REQUIRED WORK: Transcribe every entry below word for word, but skip the pictures.

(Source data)
·····
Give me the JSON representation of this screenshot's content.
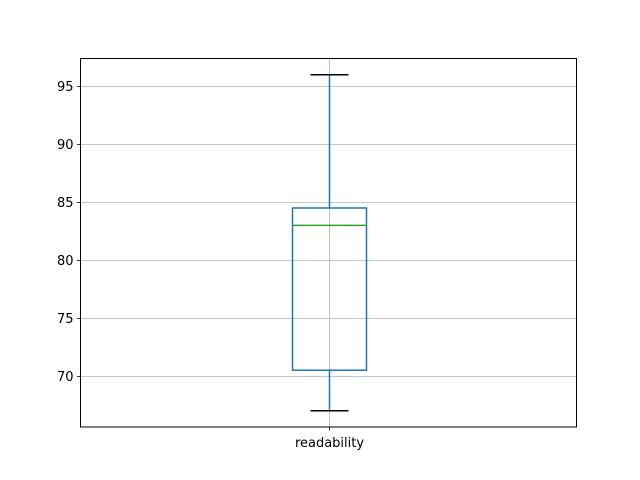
{
  "chart_data": {
    "type": "box",
    "title": "",
    "xlabel": "",
    "ylabel": "",
    "categories": [
      "readability"
    ],
    "boxes": [
      {
        "name": "readability",
        "whisker_low": 67,
        "q1": 70.5,
        "median": 83,
        "q3": 84.5,
        "whisker_high": 96
      }
    ],
    "ylim": [
      65.6,
      97.4
    ],
    "yticks": [
      70,
      75,
      80,
      85,
      90,
      95
    ],
    "grid": true,
    "colors": {
      "box": "#1f77b4",
      "median": "#2ca02c",
      "whisker_cap": "#000000",
      "grid": "#b0b0b0"
    }
  }
}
·····
COMPLETE ANSWER:
Give me the JSON representation of this screenshot's content.
{
  "chart_data": {
    "type": "box",
    "title": "",
    "xlabel": "",
    "ylabel": "",
    "categories": [
      "readability"
    ],
    "boxes": [
      {
        "name": "readability",
        "whisker_low": 67,
        "q1": 70.5,
        "median": 83,
        "q3": 84.5,
        "whisker_high": 96
      }
    ],
    "ylim": [
      65.6,
      97.4
    ],
    "yticks": [
      70,
      75,
      80,
      85,
      90,
      95
    ],
    "grid": true,
    "colors": {
      "box": "#1f77b4",
      "median": "#2ca02c",
      "whisker_cap": "#000000",
      "grid": "#b0b0b0"
    }
  }
}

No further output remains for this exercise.